_Task goal_
Reproduce all entries verbatim, with nothing added or dropped.

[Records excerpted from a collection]
☆ ☆ ☆ ☆
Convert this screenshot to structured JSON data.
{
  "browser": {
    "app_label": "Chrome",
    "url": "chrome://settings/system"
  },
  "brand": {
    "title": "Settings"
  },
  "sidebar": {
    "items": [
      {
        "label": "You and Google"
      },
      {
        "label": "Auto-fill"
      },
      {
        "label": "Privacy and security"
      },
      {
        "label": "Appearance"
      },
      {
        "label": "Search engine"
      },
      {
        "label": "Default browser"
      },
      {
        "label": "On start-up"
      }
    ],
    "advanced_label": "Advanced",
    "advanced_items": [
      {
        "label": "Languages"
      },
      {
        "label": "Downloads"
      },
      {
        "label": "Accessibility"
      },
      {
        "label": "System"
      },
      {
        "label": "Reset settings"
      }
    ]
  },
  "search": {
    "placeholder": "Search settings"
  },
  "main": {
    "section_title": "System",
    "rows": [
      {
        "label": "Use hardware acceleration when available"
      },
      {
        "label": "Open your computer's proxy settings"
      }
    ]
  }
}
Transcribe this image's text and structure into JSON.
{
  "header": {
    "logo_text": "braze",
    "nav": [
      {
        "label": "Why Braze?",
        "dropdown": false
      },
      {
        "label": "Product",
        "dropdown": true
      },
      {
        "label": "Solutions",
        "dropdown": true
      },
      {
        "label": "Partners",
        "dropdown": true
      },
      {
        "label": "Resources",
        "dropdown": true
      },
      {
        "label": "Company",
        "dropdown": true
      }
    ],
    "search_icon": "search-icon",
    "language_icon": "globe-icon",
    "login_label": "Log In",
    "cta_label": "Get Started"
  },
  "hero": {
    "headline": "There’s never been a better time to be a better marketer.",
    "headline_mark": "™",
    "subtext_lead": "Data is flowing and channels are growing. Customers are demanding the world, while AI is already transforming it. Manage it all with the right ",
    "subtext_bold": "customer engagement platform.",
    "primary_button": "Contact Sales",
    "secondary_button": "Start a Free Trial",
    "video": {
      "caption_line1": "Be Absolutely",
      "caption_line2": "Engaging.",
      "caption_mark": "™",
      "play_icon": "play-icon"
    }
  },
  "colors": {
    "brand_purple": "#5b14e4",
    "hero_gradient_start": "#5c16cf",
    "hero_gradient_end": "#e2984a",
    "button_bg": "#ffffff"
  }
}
☆ ☆ ☆ ☆
_Answer in full_
Convert this screenshot to structured JSON data.
{
  "browser": {
    "app_label": "Chrome",
    "url": "chrome://settings/system"
  },
  "brand": {
    "title": "Settings"
  },
  "sidebar": {
    "items": [
      {
        "label": "You and Google"
      },
      {
        "label": "Auto-fill"
      },
      {
        "label": "Privacy and security"
      },
      {
        "label": "Appearance"
      },
      {
        "label": "Search engine"
      },
      {
        "label": "Default browser"
      },
      {
        "label": "On start-up"
      }
    ],
    "advanced_label": "Advanced",
    "advanced_items": [
      {
        "label": "Languages"
      },
      {
        "label": "Downloads"
      },
      {
        "label": "Accessibility"
      },
      {
        "label": "System"
      },
      {
        "label": "Reset settings"
      }
    ]
  },
  "search": {
    "placeholder": "Search settings"
  },
  "main": {
    "section_title": "System",
    "rows": [
      {
        "label": "Use hardware acceleration when available"
      },
      {
        "label": "Open your computer's proxy settings"
      }
    ]
  }
}
Transcribe this image's text and structure into JSON.
{
  "header": {
    "logo_text": "braze",
    "nav": [
      {
        "label": "Why Braze?",
        "dropdown": false
      },
      {
        "label": "Product",
        "dropdown": true
      },
      {
        "label": "Solutions",
        "dropdown": true
      },
      {
        "label": "Partners",
        "dropdown": true
      },
      {
        "label": "Resources",
        "dropdown": true
      },
      {
        "label": "Company",
        "dropdown": true
      }
    ],
    "search_icon": "search-icon",
    "language_icon": "globe-icon",
    "login_label": "Log In",
    "cta_label": "Get Started"
  },
  "hero": {
    "headline": "There’s never been a better time to be a better marketer.",
    "headline_mark": "™",
    "subtext_lead": "Data is flowing and channels are growing. Customers are demanding the world, while AI is already transforming it. Manage it all with the right ",
    "subtext_bold": "customer engagement platform.",
    "primary_button": "Contact Sales",
    "secondary_button": "Start a Free Trial",
    "video": {
      "caption_line1": "Be Absolutely",
      "caption_line2": "Engaging.",
      "caption_mark": "™",
      "play_icon": "play-icon"
    }
  },
  "colors": {
    "brand_purple": "#5b14e4",
    "hero_gradient_start": "#5c16cf",
    "hero_gradient_end": "#e2984a",
    "button_bg": "#ffffff"
  }
}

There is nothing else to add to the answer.